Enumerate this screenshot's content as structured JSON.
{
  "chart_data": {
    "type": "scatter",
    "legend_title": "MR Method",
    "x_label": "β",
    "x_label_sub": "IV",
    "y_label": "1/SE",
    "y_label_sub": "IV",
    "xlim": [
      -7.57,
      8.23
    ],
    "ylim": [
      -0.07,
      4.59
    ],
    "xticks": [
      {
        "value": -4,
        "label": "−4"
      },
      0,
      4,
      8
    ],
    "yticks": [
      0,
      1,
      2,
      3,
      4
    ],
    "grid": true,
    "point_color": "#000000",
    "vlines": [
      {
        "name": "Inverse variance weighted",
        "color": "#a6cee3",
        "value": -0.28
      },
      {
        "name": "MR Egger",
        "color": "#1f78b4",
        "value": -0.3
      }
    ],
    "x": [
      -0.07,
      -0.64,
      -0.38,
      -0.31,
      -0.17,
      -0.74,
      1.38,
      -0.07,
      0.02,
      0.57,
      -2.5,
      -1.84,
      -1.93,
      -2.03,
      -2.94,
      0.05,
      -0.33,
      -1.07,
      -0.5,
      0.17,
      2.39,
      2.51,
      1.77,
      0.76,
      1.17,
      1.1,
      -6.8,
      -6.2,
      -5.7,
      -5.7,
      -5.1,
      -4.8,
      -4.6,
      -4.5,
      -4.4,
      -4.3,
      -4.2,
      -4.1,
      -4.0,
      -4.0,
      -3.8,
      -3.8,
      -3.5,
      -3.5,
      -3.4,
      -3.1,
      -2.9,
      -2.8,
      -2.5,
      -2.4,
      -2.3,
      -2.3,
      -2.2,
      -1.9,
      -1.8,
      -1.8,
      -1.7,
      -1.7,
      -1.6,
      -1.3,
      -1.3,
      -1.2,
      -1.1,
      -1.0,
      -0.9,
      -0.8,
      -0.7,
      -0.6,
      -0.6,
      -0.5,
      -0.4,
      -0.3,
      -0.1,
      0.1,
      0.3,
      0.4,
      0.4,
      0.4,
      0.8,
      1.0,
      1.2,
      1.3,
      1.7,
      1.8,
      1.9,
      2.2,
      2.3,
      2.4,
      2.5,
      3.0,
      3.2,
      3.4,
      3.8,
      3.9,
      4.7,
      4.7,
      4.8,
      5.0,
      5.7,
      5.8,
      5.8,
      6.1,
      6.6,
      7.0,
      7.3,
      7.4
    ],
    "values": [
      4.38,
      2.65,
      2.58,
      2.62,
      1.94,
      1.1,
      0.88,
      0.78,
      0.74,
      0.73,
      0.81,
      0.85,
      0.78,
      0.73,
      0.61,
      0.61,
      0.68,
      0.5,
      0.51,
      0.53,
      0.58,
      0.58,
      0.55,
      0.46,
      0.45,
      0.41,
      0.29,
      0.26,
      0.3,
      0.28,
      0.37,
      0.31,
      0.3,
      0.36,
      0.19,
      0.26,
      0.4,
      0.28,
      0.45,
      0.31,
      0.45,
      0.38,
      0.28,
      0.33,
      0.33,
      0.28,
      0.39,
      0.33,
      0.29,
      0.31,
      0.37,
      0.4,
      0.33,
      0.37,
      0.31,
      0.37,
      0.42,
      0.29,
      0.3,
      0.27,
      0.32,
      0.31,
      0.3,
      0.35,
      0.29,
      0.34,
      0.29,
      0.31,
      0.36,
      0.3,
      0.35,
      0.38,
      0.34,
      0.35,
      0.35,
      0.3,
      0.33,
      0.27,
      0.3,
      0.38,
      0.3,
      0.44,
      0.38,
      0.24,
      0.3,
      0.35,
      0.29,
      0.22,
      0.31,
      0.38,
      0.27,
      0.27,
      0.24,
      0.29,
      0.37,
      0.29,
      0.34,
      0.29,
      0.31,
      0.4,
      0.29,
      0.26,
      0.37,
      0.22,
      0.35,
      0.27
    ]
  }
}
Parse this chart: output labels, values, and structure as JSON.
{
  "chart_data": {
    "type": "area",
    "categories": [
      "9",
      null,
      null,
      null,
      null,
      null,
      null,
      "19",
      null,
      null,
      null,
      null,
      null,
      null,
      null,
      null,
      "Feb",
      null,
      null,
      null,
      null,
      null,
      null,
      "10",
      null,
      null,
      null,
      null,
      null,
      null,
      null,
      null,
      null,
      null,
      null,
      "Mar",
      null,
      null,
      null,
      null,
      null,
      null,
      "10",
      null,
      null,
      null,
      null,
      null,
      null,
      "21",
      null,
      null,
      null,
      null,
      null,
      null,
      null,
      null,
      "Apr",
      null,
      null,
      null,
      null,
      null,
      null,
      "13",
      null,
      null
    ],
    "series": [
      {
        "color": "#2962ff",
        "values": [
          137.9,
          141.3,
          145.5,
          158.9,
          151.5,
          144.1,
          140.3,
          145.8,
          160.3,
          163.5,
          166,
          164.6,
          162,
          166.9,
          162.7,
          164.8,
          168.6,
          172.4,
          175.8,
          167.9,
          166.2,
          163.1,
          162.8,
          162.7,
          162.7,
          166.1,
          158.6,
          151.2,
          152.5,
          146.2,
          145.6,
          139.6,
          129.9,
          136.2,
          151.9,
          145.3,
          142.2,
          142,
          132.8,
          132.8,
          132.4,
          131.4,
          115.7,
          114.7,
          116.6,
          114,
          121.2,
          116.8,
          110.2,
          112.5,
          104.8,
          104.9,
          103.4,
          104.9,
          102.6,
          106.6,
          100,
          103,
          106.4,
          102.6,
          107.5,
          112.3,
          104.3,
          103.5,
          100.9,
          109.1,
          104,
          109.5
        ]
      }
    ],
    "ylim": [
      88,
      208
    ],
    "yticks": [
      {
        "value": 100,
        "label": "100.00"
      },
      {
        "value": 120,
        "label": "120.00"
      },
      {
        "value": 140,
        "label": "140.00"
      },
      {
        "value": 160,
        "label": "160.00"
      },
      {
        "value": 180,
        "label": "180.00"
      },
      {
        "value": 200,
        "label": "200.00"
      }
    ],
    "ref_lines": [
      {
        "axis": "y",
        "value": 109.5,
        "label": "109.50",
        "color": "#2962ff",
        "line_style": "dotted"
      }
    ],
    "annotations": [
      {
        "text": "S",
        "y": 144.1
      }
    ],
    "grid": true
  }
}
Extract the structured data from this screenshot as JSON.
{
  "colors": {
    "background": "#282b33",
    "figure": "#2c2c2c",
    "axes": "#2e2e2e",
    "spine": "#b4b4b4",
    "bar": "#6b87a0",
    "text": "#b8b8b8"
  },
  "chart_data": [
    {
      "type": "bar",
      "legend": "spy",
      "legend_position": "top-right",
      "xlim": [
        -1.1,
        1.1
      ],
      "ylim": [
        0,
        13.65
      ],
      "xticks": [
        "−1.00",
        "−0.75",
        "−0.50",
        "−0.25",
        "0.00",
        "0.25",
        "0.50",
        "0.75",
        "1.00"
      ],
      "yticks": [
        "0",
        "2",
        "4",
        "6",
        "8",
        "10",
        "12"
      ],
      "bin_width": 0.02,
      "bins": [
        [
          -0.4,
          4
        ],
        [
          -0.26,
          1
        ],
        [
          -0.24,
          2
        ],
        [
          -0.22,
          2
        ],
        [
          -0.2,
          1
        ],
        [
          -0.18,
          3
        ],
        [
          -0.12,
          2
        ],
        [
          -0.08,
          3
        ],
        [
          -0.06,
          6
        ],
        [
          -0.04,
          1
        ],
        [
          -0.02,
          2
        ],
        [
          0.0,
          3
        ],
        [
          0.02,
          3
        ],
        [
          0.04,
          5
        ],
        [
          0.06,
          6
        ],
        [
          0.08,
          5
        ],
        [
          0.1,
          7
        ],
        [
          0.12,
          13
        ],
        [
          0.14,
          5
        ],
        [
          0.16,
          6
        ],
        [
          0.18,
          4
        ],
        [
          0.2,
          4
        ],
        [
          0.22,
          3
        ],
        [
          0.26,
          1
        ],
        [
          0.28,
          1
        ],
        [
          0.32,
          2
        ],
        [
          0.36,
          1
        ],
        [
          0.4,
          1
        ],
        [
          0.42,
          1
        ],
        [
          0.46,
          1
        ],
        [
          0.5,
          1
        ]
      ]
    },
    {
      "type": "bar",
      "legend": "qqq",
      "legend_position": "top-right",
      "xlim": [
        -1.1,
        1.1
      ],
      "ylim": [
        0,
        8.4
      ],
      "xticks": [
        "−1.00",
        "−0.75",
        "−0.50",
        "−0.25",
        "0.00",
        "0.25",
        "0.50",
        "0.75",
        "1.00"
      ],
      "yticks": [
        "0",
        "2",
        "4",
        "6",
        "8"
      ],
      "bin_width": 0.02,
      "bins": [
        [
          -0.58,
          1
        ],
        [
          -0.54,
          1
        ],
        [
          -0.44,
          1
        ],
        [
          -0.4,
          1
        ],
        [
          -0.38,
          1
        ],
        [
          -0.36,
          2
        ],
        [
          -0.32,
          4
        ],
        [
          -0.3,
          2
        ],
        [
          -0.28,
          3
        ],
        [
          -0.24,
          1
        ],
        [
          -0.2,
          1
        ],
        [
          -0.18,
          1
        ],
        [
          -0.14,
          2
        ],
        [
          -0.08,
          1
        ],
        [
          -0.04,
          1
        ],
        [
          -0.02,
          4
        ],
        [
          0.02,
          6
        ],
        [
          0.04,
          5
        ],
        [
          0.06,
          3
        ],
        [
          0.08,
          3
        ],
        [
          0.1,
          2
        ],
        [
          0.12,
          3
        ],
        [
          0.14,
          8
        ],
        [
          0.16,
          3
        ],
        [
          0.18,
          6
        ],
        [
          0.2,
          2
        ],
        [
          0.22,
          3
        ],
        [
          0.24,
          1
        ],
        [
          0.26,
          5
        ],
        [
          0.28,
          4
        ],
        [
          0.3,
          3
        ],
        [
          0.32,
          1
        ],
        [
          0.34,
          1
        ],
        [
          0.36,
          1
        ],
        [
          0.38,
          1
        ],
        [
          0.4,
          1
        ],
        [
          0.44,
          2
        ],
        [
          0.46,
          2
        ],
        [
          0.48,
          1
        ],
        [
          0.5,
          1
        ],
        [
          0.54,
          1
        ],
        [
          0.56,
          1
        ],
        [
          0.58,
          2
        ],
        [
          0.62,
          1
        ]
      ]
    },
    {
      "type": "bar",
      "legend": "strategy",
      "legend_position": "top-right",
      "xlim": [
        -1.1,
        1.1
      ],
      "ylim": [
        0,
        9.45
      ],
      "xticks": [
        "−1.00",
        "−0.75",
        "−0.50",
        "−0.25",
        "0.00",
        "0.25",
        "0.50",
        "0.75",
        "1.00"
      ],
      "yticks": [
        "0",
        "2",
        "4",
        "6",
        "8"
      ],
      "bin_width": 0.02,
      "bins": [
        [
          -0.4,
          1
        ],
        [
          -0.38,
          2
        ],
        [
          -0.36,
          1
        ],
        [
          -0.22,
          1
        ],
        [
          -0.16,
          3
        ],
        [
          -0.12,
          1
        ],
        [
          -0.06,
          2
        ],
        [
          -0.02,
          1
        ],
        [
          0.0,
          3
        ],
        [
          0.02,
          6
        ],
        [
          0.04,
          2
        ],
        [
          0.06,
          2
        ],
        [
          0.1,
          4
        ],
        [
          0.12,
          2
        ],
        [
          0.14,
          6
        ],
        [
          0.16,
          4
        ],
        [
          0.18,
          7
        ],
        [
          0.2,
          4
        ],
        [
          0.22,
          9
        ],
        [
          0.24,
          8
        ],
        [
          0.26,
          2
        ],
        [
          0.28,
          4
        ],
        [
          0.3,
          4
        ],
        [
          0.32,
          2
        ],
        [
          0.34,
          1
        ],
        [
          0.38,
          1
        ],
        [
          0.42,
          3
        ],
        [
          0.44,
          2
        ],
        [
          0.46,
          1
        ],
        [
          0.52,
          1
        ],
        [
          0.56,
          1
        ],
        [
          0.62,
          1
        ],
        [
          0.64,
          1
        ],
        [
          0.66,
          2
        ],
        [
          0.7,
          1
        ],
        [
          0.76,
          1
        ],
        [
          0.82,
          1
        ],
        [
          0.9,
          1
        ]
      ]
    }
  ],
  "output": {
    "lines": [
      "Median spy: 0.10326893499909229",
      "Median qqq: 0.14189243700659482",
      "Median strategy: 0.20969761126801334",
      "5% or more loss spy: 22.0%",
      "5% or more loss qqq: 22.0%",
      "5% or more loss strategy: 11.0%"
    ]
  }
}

============================================================

→ **STATED EXERCISE**
Search the listing for the word "this" and return each line that holds it.

→ **OUTPUT BELOW**
Enumerate this screenshot's content as structured JSON.
Parse this chart: output labels, values, and structure as JSON.
Extract the structured data from this screenshot as JSON.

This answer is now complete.